#### WORK INSTRUCTIONS
Please output the entries below from the line that contains "Type out the text in this image." through the final line, reproduced exactly and alone.
▼
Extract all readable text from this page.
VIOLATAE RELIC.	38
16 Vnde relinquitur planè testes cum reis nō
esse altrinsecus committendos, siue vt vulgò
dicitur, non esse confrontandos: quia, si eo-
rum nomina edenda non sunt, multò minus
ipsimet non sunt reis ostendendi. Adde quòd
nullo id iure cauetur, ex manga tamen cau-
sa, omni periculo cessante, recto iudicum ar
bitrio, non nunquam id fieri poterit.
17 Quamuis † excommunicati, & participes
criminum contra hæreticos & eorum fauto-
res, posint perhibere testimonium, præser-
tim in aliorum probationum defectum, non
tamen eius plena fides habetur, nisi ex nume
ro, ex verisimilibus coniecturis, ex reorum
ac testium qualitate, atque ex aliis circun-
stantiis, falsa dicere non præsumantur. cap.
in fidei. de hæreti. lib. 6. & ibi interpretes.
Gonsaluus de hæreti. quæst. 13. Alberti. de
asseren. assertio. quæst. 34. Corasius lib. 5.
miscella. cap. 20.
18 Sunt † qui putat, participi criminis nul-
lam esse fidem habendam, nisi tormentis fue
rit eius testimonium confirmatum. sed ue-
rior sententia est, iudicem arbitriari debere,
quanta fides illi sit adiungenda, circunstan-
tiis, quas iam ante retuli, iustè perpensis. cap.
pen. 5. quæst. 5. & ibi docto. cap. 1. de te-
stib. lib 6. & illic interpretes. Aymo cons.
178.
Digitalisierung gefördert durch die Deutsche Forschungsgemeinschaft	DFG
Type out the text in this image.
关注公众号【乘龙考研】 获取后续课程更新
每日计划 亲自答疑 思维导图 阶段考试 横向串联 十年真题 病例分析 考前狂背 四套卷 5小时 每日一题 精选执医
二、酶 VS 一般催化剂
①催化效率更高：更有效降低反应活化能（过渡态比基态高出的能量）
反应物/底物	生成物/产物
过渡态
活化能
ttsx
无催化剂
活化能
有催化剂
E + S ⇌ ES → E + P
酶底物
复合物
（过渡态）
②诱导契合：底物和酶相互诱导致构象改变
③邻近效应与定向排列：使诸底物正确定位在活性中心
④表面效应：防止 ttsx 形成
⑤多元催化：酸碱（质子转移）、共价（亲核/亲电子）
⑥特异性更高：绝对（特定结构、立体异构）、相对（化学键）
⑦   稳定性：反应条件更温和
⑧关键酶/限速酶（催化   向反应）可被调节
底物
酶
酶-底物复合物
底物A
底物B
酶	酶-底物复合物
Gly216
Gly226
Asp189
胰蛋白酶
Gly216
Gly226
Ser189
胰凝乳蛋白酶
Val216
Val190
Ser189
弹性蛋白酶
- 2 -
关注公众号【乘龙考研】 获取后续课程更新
▲
#### RESPONSE FOR THIS EXERCISE
Type out the text in this image.
关注公众号【乘龙考研】 获取后续课程更新
每日计划 亲自答疑 思维导图 阶段考试 横向串联 十年真题 病例分析 考前狂背 四套卷 5小时 每日一题 精选执医
二、酶 VS 一般催化剂
①催化效率更高：更有效降低反应活化能（过渡态比基态高出的能量）
反应物/底物	生成物/产物
过渡态
活化能
ttsx
无催化剂
活化能
有催化剂
E + S ⇌ ES → E + P
酶底物
复合物
（过渡态）
②诱导契合：底物和酶相互诱导致构象改变
③邻近效应与定向排列：使诸底物正确定位在活性中心
④表面效应：防止 ttsx 形成
⑤多元催化：酸碱（质子转移）、共价（亲核/亲电子）
⑥特异性更高：绝对（特定结构、立体异构）、相对（化学键）
⑦   稳定性：反应条件更温和
⑧关键酶/限速酶（催化   向反应）可被调节
底物
酶
酶-底物复合物
底物A
底物B
酶	酶-底物复合物
Gly216
Gly226
Asp189
胰蛋白酶
Gly216
Gly226
Ser189
胰凝乳蛋白酶
Val216
Val190
Ser189
弹性蛋白酶
- 2 -
关注公众号【乘龙考研】 获取后续课程更新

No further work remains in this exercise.